**Listing**
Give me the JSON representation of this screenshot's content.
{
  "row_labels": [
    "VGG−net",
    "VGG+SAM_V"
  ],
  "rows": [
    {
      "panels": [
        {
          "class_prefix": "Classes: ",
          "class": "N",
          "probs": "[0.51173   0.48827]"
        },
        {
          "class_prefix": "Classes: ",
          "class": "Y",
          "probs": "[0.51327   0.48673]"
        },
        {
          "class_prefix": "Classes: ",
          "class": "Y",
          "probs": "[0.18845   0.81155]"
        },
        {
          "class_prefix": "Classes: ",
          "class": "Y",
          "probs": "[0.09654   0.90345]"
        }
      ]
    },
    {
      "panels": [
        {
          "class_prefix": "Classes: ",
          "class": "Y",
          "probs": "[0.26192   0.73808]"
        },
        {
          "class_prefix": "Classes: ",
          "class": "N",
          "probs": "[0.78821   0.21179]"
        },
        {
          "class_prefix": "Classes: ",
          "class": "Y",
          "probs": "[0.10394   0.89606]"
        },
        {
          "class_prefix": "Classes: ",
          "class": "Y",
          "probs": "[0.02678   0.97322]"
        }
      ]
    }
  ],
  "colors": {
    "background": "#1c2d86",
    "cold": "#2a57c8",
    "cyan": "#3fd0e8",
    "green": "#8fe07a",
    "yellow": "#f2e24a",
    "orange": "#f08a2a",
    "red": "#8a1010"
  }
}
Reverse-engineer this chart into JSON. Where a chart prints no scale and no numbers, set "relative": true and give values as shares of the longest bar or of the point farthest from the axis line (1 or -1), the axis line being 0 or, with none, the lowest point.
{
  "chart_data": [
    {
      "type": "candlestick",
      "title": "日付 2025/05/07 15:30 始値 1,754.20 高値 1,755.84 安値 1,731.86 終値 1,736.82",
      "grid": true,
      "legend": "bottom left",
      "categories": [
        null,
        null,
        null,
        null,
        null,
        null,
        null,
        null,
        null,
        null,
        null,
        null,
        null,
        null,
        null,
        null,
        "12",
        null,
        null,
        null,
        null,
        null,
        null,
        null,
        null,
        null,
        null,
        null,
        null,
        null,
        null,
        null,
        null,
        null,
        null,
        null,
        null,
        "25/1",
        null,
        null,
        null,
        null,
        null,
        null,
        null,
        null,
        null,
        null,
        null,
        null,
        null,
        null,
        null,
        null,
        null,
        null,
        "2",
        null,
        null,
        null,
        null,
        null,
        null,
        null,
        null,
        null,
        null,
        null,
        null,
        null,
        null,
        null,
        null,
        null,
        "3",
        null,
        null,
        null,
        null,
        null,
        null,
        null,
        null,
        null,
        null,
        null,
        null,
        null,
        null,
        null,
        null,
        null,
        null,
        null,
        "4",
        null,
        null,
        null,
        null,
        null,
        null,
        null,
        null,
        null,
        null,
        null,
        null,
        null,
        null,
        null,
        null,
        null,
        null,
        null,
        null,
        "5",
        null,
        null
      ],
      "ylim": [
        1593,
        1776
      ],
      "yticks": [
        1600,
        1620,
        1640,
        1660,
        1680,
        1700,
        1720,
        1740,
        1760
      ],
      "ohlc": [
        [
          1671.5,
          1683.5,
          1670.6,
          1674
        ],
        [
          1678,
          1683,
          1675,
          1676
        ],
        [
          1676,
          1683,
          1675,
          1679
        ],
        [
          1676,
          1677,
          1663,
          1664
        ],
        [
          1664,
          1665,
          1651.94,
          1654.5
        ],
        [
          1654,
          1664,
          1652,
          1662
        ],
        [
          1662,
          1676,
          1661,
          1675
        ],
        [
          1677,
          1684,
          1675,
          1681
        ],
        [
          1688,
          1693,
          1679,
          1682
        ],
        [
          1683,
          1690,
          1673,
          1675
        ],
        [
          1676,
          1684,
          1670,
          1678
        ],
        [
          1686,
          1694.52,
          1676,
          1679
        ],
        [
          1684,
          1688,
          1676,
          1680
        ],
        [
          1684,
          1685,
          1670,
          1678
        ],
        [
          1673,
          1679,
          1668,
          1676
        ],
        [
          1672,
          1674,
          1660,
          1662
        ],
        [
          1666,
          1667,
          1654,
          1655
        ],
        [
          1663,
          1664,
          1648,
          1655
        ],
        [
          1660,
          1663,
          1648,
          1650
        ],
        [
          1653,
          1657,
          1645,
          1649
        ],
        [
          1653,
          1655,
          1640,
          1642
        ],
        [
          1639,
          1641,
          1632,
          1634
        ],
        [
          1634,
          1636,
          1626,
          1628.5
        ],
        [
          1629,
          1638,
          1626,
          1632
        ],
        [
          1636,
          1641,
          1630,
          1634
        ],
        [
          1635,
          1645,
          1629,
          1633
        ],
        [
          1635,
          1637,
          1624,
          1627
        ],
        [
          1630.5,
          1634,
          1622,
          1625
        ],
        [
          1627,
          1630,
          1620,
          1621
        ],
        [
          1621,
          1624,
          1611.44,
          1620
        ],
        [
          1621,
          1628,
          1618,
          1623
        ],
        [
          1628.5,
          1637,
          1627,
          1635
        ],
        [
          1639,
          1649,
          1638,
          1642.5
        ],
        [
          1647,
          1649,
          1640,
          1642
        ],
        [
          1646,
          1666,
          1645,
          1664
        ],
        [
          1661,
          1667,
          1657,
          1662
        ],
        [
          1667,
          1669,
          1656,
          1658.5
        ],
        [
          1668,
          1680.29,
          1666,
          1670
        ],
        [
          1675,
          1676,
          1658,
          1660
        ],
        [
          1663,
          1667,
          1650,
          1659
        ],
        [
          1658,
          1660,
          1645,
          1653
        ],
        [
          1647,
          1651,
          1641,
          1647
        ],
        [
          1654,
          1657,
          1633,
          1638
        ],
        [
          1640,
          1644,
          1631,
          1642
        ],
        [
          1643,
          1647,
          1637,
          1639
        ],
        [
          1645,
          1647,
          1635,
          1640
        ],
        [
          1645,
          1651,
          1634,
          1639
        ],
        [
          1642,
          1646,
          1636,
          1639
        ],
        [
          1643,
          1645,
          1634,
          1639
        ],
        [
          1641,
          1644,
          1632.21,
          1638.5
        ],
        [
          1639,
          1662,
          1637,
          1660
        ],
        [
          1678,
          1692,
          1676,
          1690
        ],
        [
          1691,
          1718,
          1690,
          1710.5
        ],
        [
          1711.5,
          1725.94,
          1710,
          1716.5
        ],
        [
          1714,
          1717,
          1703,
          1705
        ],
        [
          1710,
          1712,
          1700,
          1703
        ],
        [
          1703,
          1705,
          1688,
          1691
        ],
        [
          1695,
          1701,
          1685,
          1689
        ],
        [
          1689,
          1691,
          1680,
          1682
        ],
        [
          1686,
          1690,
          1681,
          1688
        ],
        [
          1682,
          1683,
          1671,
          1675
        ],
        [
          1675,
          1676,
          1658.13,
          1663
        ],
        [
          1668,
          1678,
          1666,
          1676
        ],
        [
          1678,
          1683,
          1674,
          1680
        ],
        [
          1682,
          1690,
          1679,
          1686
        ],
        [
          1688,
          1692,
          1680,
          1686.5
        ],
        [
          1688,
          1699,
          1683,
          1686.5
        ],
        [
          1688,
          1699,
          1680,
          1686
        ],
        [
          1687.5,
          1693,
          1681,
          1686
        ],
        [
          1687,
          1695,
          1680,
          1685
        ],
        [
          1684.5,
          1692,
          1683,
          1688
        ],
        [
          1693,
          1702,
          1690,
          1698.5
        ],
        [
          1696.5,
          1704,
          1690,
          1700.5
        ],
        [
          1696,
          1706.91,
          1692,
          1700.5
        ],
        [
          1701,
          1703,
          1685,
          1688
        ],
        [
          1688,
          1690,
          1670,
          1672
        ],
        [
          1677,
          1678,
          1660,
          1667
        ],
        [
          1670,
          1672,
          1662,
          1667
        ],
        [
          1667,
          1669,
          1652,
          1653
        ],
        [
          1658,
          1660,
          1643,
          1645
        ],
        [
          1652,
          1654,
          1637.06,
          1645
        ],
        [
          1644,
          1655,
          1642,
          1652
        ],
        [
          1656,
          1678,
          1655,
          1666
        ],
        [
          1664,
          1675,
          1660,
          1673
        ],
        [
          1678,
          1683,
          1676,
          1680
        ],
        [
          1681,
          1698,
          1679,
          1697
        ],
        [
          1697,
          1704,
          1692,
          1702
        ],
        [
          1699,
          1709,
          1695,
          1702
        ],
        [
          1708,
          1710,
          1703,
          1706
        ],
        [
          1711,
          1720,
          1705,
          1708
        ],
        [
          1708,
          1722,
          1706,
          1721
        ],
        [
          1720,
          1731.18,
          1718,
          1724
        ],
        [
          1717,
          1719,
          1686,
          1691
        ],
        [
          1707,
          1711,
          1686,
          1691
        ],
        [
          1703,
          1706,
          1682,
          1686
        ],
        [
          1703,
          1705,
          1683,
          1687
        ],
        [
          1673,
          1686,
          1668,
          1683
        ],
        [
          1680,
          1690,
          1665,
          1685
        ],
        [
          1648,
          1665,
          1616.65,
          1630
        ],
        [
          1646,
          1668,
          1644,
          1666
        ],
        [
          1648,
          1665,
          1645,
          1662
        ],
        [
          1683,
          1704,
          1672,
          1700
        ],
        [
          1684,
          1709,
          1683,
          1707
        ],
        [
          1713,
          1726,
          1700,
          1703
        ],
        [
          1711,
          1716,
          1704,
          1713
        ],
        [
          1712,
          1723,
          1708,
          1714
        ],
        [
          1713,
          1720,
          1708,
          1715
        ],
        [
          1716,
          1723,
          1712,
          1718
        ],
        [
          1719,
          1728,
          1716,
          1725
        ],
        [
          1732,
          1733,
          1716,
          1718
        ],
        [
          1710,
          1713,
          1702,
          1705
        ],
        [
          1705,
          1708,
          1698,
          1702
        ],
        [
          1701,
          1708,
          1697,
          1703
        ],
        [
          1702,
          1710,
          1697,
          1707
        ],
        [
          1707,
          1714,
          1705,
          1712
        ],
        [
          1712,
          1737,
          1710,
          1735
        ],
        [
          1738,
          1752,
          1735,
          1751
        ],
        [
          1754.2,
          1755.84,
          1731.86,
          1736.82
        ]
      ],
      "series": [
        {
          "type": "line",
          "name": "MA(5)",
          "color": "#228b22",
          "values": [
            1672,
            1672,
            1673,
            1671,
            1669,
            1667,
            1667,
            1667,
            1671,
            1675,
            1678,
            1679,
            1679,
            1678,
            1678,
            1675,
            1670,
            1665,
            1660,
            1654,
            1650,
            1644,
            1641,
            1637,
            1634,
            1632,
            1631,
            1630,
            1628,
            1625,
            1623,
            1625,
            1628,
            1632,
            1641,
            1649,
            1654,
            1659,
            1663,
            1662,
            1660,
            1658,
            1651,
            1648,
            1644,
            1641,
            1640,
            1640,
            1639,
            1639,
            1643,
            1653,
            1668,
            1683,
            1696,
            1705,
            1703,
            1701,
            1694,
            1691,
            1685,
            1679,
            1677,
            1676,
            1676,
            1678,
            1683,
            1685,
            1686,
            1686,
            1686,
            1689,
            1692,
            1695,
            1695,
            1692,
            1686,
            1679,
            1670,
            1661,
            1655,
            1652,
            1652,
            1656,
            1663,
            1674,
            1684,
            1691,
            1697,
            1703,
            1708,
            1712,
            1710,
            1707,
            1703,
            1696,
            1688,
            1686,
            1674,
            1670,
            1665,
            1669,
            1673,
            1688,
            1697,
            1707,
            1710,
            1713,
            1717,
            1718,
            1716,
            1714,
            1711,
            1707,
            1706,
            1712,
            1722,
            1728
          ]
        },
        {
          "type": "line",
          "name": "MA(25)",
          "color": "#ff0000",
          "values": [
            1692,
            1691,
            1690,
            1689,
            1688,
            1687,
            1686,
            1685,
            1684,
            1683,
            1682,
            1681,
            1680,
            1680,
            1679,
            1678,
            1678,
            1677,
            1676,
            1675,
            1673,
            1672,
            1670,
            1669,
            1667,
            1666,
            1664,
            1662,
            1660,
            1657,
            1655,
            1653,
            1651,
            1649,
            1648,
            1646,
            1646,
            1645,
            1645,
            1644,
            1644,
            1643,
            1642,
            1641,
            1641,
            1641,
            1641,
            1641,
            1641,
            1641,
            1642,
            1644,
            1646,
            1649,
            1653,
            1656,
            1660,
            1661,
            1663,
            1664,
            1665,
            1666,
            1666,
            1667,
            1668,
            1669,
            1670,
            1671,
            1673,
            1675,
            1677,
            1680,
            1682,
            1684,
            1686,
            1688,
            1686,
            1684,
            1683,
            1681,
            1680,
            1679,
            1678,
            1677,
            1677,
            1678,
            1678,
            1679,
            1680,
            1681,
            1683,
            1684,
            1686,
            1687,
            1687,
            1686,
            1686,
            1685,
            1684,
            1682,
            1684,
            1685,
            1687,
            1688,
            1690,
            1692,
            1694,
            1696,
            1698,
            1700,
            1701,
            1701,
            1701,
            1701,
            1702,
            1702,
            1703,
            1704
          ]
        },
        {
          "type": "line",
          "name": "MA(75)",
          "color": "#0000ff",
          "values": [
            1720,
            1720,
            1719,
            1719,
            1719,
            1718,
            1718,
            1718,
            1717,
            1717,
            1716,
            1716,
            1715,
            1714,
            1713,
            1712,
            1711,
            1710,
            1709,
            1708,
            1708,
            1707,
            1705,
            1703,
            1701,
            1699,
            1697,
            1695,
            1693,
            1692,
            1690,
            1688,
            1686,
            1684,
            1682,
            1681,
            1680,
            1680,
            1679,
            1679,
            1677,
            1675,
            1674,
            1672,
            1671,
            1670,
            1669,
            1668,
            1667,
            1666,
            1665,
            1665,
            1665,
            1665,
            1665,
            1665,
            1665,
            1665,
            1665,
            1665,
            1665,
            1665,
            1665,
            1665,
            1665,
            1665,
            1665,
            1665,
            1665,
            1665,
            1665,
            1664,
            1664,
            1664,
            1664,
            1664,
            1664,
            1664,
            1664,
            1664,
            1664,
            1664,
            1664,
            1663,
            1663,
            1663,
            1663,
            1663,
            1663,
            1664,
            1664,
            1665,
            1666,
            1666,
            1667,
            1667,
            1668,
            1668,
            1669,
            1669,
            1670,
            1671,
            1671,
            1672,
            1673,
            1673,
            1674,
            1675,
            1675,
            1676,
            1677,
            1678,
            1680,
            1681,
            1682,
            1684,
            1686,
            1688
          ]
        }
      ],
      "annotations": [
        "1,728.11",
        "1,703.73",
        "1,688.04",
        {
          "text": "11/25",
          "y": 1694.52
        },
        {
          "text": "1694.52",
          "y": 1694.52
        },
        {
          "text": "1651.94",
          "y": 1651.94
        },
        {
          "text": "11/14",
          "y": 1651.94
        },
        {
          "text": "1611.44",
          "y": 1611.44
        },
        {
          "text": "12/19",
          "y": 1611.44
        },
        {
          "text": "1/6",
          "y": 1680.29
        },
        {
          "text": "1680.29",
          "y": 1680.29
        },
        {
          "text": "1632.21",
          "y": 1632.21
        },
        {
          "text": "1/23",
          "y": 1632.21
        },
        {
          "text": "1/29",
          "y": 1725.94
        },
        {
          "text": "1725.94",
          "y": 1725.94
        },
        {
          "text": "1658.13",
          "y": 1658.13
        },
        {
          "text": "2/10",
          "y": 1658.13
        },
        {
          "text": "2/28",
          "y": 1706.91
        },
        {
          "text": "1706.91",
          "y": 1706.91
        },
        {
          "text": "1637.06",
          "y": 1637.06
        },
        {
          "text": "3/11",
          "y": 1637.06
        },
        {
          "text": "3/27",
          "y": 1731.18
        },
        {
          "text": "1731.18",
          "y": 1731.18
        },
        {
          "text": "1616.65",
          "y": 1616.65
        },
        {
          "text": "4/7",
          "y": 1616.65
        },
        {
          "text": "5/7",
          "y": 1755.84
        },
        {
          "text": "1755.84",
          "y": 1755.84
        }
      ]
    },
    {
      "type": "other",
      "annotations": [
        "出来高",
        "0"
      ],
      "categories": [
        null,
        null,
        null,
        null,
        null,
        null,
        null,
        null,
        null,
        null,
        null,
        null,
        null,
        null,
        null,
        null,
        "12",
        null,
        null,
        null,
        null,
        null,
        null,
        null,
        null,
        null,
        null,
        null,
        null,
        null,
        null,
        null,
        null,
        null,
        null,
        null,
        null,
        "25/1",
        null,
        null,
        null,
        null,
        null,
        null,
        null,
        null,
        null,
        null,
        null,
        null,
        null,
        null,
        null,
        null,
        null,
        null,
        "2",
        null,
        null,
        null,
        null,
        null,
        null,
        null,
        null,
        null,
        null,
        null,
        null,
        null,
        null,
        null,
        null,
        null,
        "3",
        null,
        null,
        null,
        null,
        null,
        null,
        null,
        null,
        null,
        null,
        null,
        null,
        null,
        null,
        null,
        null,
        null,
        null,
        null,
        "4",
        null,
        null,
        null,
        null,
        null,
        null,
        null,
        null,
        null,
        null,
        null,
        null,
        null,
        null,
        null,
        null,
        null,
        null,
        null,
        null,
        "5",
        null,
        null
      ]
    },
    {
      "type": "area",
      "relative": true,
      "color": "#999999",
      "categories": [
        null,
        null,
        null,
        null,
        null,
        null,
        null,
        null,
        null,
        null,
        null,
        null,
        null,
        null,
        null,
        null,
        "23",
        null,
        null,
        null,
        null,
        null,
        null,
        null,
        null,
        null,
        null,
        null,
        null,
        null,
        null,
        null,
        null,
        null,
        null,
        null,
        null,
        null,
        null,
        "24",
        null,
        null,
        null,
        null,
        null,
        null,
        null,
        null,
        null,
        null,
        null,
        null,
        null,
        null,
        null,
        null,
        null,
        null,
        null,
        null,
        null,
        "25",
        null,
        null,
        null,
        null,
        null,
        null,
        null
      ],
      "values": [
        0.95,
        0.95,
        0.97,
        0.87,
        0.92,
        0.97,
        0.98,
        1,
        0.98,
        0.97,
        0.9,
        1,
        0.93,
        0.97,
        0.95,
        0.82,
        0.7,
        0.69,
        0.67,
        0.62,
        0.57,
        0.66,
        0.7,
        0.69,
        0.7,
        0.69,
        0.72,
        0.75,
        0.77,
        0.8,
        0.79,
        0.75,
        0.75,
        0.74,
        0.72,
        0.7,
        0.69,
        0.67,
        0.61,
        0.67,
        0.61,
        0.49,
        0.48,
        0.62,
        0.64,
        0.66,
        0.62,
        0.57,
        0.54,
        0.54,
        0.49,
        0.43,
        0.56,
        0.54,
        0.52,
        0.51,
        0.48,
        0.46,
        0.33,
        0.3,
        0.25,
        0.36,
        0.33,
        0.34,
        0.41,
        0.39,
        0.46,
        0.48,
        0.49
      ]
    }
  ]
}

**Exercise**
Lines containing the string "true" are to be selected and copied.

**Expected answer**
Reverse-engineer this chart into JSON. Where a chart prints no scale and no numbers, set "relative": true and give values as shares of the longest bar or of the point farthest from the axis line (1 or -1), the axis line being 0 or, with none, the lowest point.
      "grid": true,
      "relative": true,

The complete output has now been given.